RECORDS SUPPLIED:

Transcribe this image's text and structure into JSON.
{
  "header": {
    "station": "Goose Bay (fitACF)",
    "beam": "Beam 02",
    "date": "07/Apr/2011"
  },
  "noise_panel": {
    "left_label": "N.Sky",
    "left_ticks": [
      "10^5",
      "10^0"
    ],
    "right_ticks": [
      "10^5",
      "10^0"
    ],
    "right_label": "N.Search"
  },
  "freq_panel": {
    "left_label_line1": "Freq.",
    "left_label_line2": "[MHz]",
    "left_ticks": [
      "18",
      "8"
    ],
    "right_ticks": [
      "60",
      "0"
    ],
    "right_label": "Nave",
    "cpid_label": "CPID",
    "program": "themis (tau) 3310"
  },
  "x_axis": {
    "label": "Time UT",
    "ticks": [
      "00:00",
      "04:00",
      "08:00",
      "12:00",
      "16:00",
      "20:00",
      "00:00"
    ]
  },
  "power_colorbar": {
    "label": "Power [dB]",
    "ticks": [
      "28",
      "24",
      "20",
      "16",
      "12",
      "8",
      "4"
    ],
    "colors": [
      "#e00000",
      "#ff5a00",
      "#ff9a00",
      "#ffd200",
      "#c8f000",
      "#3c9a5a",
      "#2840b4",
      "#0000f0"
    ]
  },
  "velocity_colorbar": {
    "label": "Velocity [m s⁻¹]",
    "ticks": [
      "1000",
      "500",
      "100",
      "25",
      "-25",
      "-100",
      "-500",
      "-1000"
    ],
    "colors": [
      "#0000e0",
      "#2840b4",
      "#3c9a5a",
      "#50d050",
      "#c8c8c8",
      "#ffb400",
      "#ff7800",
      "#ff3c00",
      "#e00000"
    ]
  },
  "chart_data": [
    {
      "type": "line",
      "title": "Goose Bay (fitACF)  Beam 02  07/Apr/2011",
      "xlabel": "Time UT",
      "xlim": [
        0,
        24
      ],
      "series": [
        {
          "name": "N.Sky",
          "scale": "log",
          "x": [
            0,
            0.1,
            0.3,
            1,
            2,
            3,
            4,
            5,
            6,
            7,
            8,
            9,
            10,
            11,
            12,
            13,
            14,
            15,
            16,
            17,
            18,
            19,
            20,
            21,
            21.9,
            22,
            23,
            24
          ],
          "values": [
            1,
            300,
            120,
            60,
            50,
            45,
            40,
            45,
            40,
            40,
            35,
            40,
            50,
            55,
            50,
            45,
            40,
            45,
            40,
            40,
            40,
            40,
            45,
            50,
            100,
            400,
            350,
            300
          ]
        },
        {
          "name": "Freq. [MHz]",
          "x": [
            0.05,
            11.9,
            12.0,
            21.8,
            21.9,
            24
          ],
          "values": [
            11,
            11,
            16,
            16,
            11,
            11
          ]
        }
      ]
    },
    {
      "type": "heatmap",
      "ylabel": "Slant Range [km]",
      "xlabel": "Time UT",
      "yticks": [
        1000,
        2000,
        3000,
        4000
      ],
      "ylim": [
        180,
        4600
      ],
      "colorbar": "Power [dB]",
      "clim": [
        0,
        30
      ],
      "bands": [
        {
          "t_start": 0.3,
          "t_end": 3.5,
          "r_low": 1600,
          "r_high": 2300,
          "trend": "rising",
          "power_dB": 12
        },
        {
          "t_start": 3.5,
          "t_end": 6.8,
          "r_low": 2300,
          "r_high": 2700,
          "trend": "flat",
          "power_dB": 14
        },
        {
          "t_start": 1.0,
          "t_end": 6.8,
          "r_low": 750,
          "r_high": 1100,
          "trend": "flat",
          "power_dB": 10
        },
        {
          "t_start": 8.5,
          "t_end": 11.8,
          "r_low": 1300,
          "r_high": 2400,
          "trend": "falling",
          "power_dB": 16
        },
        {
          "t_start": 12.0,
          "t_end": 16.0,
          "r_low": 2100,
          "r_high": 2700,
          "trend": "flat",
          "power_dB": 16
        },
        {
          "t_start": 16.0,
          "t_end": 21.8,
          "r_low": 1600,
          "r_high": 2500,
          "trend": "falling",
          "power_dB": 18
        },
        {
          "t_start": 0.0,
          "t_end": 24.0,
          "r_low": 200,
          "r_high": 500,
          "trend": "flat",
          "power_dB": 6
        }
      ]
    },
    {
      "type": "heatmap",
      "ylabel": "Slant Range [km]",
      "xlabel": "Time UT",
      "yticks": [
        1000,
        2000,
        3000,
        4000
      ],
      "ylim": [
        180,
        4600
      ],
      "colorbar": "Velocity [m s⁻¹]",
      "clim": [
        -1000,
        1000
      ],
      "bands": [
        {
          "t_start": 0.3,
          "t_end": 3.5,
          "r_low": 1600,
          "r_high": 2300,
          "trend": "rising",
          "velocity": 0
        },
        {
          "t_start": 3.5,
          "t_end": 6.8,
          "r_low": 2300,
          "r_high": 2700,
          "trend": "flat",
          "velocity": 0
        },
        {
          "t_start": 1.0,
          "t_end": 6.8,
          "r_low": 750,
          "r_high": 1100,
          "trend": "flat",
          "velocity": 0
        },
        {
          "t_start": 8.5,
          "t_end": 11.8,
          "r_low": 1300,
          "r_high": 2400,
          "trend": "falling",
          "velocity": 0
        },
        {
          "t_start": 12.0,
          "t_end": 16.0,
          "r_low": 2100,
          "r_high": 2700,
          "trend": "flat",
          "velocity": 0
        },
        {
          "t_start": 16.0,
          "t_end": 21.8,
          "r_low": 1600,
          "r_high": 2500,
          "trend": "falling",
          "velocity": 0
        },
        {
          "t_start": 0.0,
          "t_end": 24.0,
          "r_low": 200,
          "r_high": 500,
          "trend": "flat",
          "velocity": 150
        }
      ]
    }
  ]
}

EXERCISE AIM: Restate the data above word for word.

THE SOLUTION:
Transcribe this image's text and structure into JSON.
{
  "header": {
    "station": "Goose Bay (fitACF)",
    "beam": "Beam 02",
    "date": "07/Apr/2011"
  },
  "noise_panel": {
    "left_label": "N.Sky",
    "left_ticks": [
      "10^5",
      "10^0"
    ],
    "right_ticks": [
      "10^5",
      "10^0"
    ],
    "right_label": "N.Search"
  },
  "freq_panel": {
    "left_label_line1": "Freq.",
    "left_label_line2": "[MHz]",
    "left_ticks": [
      "18",
      "8"
    ],
    "right_ticks": [
      "60",
      "0"
    ],
    "right_label": "Nave",
    "cpid_label": "CPID",
    "program": "themis (tau) 3310"
  },
  "x_axis": {
    "label": "Time UT",
    "ticks": [
      "00:00",
      "04:00",
      "08:00",
      "12:00",
      "16:00",
      "20:00",
      "00:00"
    ]
  },
  "power_colorbar": {
    "label": "Power [dB]",
    "ticks": [
      "28",
      "24",
      "20",
      "16",
      "12",
      "8",
      "4"
    ],
    "colors": [
      "#e00000",
      "#ff5a00",
      "#ff9a00",
      "#ffd200",
      "#c8f000",
      "#3c9a5a",
      "#2840b4",
      "#0000f0"
    ]
  },
  "velocity_colorbar": {
    "label": "Velocity [m s⁻¹]",
    "ticks": [
      "1000",
      "500",
      "100",
      "25",
      "-25",
      "-100",
      "-500",
      "-1000"
    ],
    "colors": [
      "#0000e0",
      "#2840b4",
      "#3c9a5a",
      "#50d050",
      "#c8c8c8",
      "#ffb400",
      "#ff7800",
      "#ff3c00",
      "#e00000"
    ]
  },
  "chart_data": [
    {
      "type": "line",
      "title": "Goose Bay (fitACF)  Beam 02  07/Apr/2011",
      "xlabel": "Time UT",
      "xlim": [
        0,
        24
      ],
      "series": [
        {
          "name": "N.Sky",
          "scale": "log",
          "x": [
            0,
            0.1,
            0.3,
            1,
            2,
            3,
            4,
            5,
            6,
            7,
            8,
            9,
            10,
            11,
            12,
            13,
            14,
            15,
            16,
            17,
            18,
            19,
            20,
            21,
            21.9,
            22,
            23,
            24
          ],
          "values": [
            1,
            300,
            120,
            60,
            50,
            45,
            40,
            45,
            40,
            40,
            35,
            40,
            50,
            55,
            50,
            45,
            40,
            45,
            40,
            40,
            40,
            40,
            45,
            50,
            100,
            400,
            350,
            300
          ]
        },
        {
          "name": "Freq. [MHz]",
          "x": [
            0.05,
            11.9,
            12.0,
            21.8,
            21.9,
            24
          ],
          "values": [
            11,
            11,
            16,
            16,
            11,
            11
          ]
        }
      ]
    },
    {
      "type": "heatmap",
      "ylabel": "Slant Range [km]",
      "xlabel": "Time UT",
      "yticks": [
        1000,
        2000,
        3000,
        4000
      ],
      "ylim": [
        180,
        4600
      ],
      "colorbar": "Power [dB]",
      "clim": [
        0,
        30
      ],
      "bands": [
        {
          "t_start": 0.3,
          "t_end": 3.5,
          "r_low": 1600,
          "r_high": 2300,
          "trend": "rising",
          "power_dB": 12
        },
        {
          "t_start": 3.5,
          "t_end": 6.8,
          "r_low": 2300,
          "r_high": 2700,
          "trend": "flat",
          "power_dB": 14
        },
        {
          "t_start": 1.0,
          "t_end": 6.8,
          "r_low": 750,
          "r_high": 1100,
          "trend": "flat",
          "power_dB": 10
        },
        {
          "t_start": 8.5,
          "t_end": 11.8,
          "r_low": 1300,
          "r_high": 2400,
          "trend": "falling",
          "power_dB": 16
        },
        {
          "t_start": 12.0,
          "t_end": 16.0,
          "r_low": 2100,
          "r_high": 2700,
          "trend": "flat",
          "power_dB": 16
        },
        {
          "t_start": 16.0,
          "t_end": 21.8,
          "r_low": 1600,
          "r_high": 2500,
          "trend": "falling",
          "power_dB": 18
        },
        {
          "t_start": 0.0,
          "t_end": 24.0,
          "r_low": 200,
          "r_high": 500,
          "trend": "flat",
          "power_dB": 6
        }
      ]
    },
    {
      "type": "heatmap",
      "ylabel": "Slant Range [km]",
      "xlabel": "Time UT",
      "yticks": [
        1000,
        2000,
        3000,
        4000
      ],
      "ylim": [
        180,
        4600
      ],
      "colorbar": "Velocity [m s⁻¹]",
      "clim": [
        -1000,
        1000
      ],
      "bands": [
        {
          "t_start": 0.3,
          "t_end": 3.5,
          "r_low": 1600,
          "r_high": 2300,
          "trend": "rising",
          "velocity": 0
        },
        {
          "t_start": 3.5,
          "t_end": 6.8,
          "r_low": 2300,
          "r_high": 2700,
          "trend": "flat",
          "velocity": 0
        },
        {
          "t_start": 1.0,
          "t_end": 6.8,
          "r_low": 750,
          "r_high": 1100,
          "trend": "flat",
          "velocity": 0
        },
        {
          "t_start": 8.5,
          "t_end": 11.8,
          "r_low": 1300,
          "r_high": 2400,
          "trend": "falling",
          "velocity": 0
        },
        {
          "t_start": 12.0,
          "t_end": 16.0,
          "r_low": 2100,
          "r_high": 2700,
          "trend": "flat",
          "velocity": 0
        },
        {
          "t_start": 16.0,
          "t_end": 21.8,
          "r_low": 1600,
          "r_high": 2500,
          "trend": "falling",
          "velocity": 0
        },
        {
          "t_start": 0.0,
          "t_end": 24.0,
          "r_low": 200,
          "r_high": 500,
          "trend": "flat",
          "velocity": 150
        }
      ]
    }
  ]
}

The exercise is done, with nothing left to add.